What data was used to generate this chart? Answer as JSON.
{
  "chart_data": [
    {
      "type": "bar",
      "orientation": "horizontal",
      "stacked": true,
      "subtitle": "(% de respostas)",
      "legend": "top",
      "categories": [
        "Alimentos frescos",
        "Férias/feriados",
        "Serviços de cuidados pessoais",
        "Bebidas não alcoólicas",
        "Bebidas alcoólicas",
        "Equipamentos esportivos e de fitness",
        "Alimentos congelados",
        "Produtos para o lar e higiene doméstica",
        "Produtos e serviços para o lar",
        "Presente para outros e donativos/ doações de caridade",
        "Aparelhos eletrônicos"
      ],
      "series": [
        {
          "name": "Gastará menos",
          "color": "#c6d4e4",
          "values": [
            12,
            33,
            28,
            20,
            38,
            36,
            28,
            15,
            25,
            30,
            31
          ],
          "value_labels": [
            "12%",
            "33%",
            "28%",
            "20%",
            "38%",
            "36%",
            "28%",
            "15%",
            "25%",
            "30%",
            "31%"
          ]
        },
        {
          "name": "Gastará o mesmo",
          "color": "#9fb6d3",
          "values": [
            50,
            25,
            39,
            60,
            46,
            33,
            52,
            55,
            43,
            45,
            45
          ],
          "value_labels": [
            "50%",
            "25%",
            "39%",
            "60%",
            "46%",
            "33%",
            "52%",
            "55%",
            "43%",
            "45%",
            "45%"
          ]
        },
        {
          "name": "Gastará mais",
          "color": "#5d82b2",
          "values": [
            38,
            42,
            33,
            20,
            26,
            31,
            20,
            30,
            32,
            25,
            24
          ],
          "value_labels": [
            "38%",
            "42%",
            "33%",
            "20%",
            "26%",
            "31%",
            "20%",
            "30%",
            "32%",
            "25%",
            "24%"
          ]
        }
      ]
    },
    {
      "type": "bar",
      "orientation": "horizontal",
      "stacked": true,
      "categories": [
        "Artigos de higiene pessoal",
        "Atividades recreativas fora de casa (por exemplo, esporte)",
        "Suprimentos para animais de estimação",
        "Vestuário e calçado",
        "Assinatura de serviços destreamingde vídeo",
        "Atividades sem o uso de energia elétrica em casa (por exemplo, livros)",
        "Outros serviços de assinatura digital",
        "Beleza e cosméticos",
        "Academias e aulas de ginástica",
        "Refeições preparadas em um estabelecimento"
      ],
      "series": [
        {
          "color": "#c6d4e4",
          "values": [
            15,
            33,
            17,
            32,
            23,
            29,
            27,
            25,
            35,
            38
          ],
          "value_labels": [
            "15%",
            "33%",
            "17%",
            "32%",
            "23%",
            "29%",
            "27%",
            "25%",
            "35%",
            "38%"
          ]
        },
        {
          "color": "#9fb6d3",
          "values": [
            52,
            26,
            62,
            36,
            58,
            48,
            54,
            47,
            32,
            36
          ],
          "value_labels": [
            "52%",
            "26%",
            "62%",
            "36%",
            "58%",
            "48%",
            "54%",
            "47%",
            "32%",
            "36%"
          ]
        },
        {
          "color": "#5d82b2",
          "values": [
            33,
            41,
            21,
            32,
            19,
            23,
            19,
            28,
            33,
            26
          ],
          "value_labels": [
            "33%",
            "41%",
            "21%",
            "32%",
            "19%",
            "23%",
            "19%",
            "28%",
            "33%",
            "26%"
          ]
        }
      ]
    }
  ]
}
━━━
Problem to solve: Each line of the material above must be retyped precisely.

Result:
What data was used to generate this chart? Answer as JSON.
{
  "chart_data": [
    {
      "type": "bar",
      "orientation": "horizontal",
      "stacked": true,
      "subtitle": "(% de respostas)",
      "legend": "top",
      "categories": [
        "Alimentos frescos",
        "Férias/feriados",
        "Serviços de cuidados pessoais",
        "Bebidas não alcoólicas",
        "Bebidas alcoólicas",
        "Equipamentos esportivos e de fitness",
        "Alimentos congelados",
        "Produtos para o lar e higiene doméstica",
        "Produtos e serviços para o lar",
        "Presente para outros e donativos/ doações de caridade",
        "Aparelhos eletrônicos"
      ],
      "series": [
        {
          "name": "Gastará menos",
          "color": "#c6d4e4",
          "values": [
            12,
            33,
            28,
            20,
            38,
            36,
            28,
            15,
            25,
            30,
            31
          ],
          "value_labels": [
            "12%",
            "33%",
            "28%",
            "20%",
            "38%",
            "36%",
            "28%",
            "15%",
            "25%",
            "30%",
            "31%"
          ]
        },
        {
          "name": "Gastará o mesmo",
          "color": "#9fb6d3",
          "values": [
            50,
            25,
            39,
            60,
            46,
            33,
            52,
            55,
            43,
            45,
            45
          ],
          "value_labels": [
            "50%",
            "25%",
            "39%",
            "60%",
            "46%",
            "33%",
            "52%",
            "55%",
            "43%",
            "45%",
            "45%"
          ]
        },
        {
          "name": "Gastará mais",
          "color": "#5d82b2",
          "values": [
            38,
            42,
            33,
            20,
            26,
            31,
            20,
            30,
            32,
            25,
            24
          ],
          "value_labels": [
            "38%",
            "42%",
            "33%",
            "20%",
            "26%",
            "31%",
            "20%",
            "30%",
            "32%",
            "25%",
            "24%"
          ]
        }
      ]
    },
    {
      "type": "bar",
      "orientation": "horizontal",
      "stacked": true,
      "categories": [
        "Artigos de higiene pessoal",
        "Atividades recreativas fora de casa (por exemplo, esporte)",
        "Suprimentos para animais de estimação",
        "Vestuário e calçado",
        "Assinatura de serviços destreamingde vídeo",
        "Atividades sem o uso de energia elétrica em casa (por exemplo, livros)",
        "Outros serviços de assinatura digital",
        "Beleza e cosméticos",
        "Academias e aulas de ginástica",
        "Refeições preparadas em um estabelecimento"
      ],
      "series": [
        {
          "color": "#c6d4e4",
          "values": [
            15,
            33,
            17,
            32,
            23,
            29,
            27,
            25,
            35,
            38
          ],
          "value_labels": [
            "15%",
            "33%",
            "17%",
            "32%",
            "23%",
            "29%",
            "27%",
            "25%",
            "35%",
            "38%"
          ]
        },
        {
          "color": "#9fb6d3",
          "values": [
            52,
            26,
            62,
            36,
            58,
            48,
            54,
            47,
            32,
            36
          ],
          "value_labels": [
            "52%",
            "26%",
            "62%",
            "36%",
            "58%",
            "48%",
            "54%",
            "47%",
            "32%",
            "36%"
          ]
        },
        {
          "color": "#5d82b2",
          "values": [
            33,
            41,
            21,
            32,
            19,
            23,
            19,
            28,
            33,
            26
          ],
          "value_labels": [
            "33%",
            "41%",
            "21%",
            "32%",
            "19%",
            "23%",
            "19%",
            "28%",
            "33%",
            "26%"
          ]
        }
      ]
    }
  ]
}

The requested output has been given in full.